* **Exercise task**:
Every line below that includes "name" counts toward the total. Report that total alone.

* begin Given information *

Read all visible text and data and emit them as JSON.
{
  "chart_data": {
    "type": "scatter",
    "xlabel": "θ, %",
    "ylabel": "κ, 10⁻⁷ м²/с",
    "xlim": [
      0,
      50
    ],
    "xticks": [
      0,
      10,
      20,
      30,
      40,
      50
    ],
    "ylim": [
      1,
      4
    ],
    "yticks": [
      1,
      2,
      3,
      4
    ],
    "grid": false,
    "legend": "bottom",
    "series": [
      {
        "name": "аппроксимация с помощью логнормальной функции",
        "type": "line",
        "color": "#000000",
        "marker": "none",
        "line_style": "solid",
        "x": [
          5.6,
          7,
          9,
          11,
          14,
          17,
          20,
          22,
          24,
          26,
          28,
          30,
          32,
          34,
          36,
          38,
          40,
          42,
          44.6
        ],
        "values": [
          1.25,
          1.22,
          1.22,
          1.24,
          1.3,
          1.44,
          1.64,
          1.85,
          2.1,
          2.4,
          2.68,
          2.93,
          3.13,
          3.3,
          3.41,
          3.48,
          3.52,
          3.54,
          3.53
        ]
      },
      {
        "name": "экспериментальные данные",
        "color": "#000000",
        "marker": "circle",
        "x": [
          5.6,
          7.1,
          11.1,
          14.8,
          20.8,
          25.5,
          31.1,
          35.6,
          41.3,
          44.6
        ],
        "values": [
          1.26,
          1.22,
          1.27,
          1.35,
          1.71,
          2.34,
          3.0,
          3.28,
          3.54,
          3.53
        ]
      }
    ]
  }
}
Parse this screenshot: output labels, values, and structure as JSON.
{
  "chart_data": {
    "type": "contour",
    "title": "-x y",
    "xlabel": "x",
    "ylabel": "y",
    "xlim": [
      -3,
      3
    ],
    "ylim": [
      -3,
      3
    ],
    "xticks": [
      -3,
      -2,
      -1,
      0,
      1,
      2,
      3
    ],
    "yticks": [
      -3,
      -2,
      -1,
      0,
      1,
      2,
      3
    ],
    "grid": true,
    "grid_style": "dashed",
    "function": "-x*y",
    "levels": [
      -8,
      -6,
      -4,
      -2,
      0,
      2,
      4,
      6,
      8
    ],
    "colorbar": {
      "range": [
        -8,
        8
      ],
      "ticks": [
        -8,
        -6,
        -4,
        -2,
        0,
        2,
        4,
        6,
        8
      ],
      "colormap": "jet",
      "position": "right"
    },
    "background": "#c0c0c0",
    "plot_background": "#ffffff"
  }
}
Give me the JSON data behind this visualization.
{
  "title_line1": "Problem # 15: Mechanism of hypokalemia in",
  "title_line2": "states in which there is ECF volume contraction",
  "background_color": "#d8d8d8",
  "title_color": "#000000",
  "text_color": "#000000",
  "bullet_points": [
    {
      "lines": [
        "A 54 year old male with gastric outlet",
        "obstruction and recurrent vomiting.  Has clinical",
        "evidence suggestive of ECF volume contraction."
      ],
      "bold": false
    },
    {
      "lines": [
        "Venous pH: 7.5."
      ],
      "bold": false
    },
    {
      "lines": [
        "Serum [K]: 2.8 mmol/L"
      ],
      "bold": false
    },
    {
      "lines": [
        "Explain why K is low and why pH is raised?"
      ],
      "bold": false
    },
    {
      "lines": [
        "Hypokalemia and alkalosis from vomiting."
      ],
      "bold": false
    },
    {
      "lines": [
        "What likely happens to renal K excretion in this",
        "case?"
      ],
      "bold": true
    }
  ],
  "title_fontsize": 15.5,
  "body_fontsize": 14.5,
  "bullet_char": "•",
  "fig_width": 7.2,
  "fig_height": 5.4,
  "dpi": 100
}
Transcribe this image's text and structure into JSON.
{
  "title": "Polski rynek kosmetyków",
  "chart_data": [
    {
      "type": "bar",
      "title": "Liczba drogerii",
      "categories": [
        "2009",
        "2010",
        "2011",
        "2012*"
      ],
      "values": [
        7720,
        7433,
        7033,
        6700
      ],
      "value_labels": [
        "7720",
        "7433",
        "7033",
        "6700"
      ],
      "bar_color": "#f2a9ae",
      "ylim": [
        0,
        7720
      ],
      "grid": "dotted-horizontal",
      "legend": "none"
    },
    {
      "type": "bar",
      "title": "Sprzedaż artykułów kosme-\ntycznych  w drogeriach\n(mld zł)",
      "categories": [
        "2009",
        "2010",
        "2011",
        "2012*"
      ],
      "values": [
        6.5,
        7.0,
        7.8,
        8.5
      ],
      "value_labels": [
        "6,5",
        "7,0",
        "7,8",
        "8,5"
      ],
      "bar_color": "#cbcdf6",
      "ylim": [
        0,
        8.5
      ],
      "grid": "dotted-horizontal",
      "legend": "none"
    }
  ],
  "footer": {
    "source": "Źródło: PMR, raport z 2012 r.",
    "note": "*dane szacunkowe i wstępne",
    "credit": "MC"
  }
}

* end Given information *

* **Output**:
2